▶ Brief:
Transcribe all of the material exactly. Any picture in it should be left out.

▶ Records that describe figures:
- - - -
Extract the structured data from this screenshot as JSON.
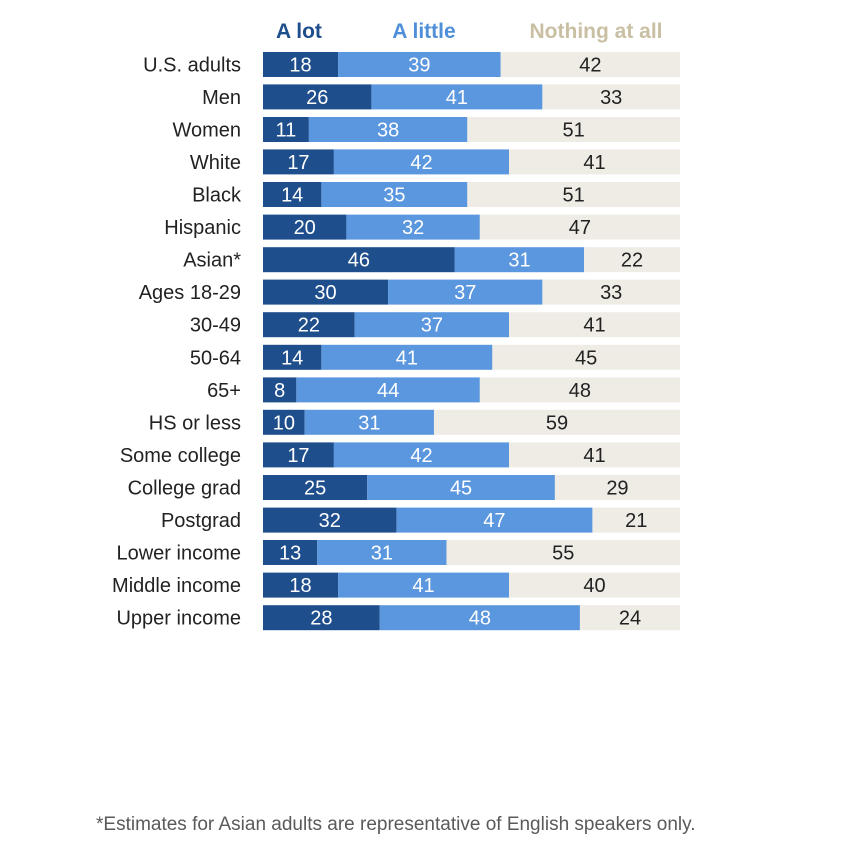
{
  "chart_data": {
    "type": "bar",
    "stacked": true,
    "orientation": "horizontal",
    "series": [
      {
        "name": "A lot",
        "color": "#1f4e8c",
        "label_color": "#1f4e8c",
        "text_color": "#ffffff"
      },
      {
        "name": "A little",
        "color": "#5b97de",
        "label_color": "#4f8fd9",
        "text_color": "#ffffff"
      },
      {
        "name": "Nothing at all",
        "color": "#efece6",
        "label_color": "#c9bfa3",
        "text_color": "#222222"
      }
    ],
    "groups": [
      {
        "rows": [
          {
            "label": "U.S. adults",
            "values": [
              18,
              39,
              42
            ]
          }
        ]
      },
      {
        "rows": [
          {
            "label": "Men",
            "values": [
              26,
              41,
              33
            ]
          },
          {
            "label": "Women",
            "values": [
              11,
              38,
              51
            ]
          }
        ]
      },
      {
        "rows": [
          {
            "label": "White",
            "values": [
              17,
              42,
              41
            ]
          },
          {
            "label": "Black",
            "values": [
              14,
              35,
              51
            ]
          },
          {
            "label": "Hispanic",
            "values": [
              20,
              32,
              47
            ]
          },
          {
            "label": "Asian*",
            "values": [
              46,
              31,
              22
            ]
          }
        ]
      },
      {
        "rows": [
          {
            "label": "Ages 18-29",
            "values": [
              30,
              37,
              33
            ]
          },
          {
            "label": "30-49",
            "values": [
              22,
              37,
              41
            ]
          },
          {
            "label": "50-64",
            "values": [
              14,
              41,
              45
            ]
          },
          {
            "label": "65+",
            "values": [
              8,
              44,
              48
            ]
          }
        ]
      },
      {
        "rows": [
          {
            "label": "HS or less",
            "values": [
              10,
              31,
              59
            ]
          },
          {
            "label": "Some college",
            "values": [
              17,
              42,
              41
            ]
          },
          {
            "label": "College grad",
            "values": [
              25,
              45,
              29
            ]
          },
          {
            "label": "Postgrad",
            "values": [
              32,
              47,
              21
            ]
          }
        ]
      },
      {
        "rows": [
          {
            "label": "Lower income",
            "values": [
              13,
              31,
              55
            ]
          },
          {
            "label": "Middle income",
            "values": [
              18,
              41,
              40
            ]
          },
          {
            "label": "Upper income",
            "values": [
              28,
              48,
              24
            ]
          }
        ]
      }
    ],
    "xlim": [
      0,
      100
    ],
    "grid": false,
    "legend": "top"
  },
  "footnote": "*Estimates for Asian adults are representative of English speakers only."
}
- - - -
▶ Answer to this problem:
Extract the structured data from this screenshot as JSON.
{
  "chart_data": {
    "type": "bar",
    "stacked": true,
    "orientation": "horizontal",
    "series": [
      {
        "name": "A lot",
        "color": "#1f4e8c",
        "label_color": "#1f4e8c",
        "text_color": "#ffffff"
      },
      {
        "name": "A little",
        "color": "#5b97de",
        "label_color": "#4f8fd9",
        "text_color": "#ffffff"
      },
      {
        "name": "Nothing at all",
        "color": "#efece6",
        "label_color": "#c9bfa3",
        "text_color": "#222222"
      }
    ],
    "groups": [
      {
        "rows": [
          {
            "label": "U.S. adults",
            "values": [
              18,
              39,
              42
            ]
          }
        ]
      },
      {
        "rows": [
          {
            "label": "Men",
            "values": [
              26,
              41,
              33
            ]
          },
          {
            "label": "Women",
            "values": [
              11,
              38,
              51
            ]
          }
        ]
      },
      {
        "rows": [
          {
            "label": "White",
            "values": [
              17,
              42,
              41
            ]
          },
          {
            "label": "Black",
            "values": [
              14,
              35,
              51
            ]
          },
          {
            "label": "Hispanic",
            "values": [
              20,
              32,
              47
            ]
          },
          {
            "label": "Asian*",
            "values": [
              46,
              31,
              22
            ]
          }
        ]
      },
      {
        "rows": [
          {
            "label": "Ages 18-29",
            "values": [
              30,
              37,
              33
            ]
          },
          {
            "label": "30-49",
            "values": [
              22,
              37,
              41
            ]
          },
          {
            "label": "50-64",
            "values": [
              14,
              41,
              45
            ]
          },
          {
            "label": "65+",
            "values": [
              8,
              44,
              48
            ]
          }
        ]
      },
      {
        "rows": [
          {
            "label": "HS or less",
            "values": [
              10,
              31,
              59
            ]
          },
          {
            "label": "Some college",
            "values": [
              17,
              42,
              41
            ]
          },
          {
            "label": "College grad",
            "values": [
              25,
              45,
              29
            ]
          },
          {
            "label": "Postgrad",
            "values": [
              32,
              47,
              21
            ]
          }
        ]
      },
      {
        "rows": [
          {
            "label": "Lower income",
            "values": [
              13,
              31,
              55
            ]
          },
          {
            "label": "Middle income",
            "values": [
              18,
              41,
              40
            ]
          },
          {
            "label": "Upper income",
            "values": [
              28,
              48,
              24
            ]
          }
        ]
      }
    ],
    "xlim": [
      0,
      100
    ],
    "grid": false,
    "legend": "top"
  },
  "footnote": "*Estimates for Asian adults are representative of English speakers only."
}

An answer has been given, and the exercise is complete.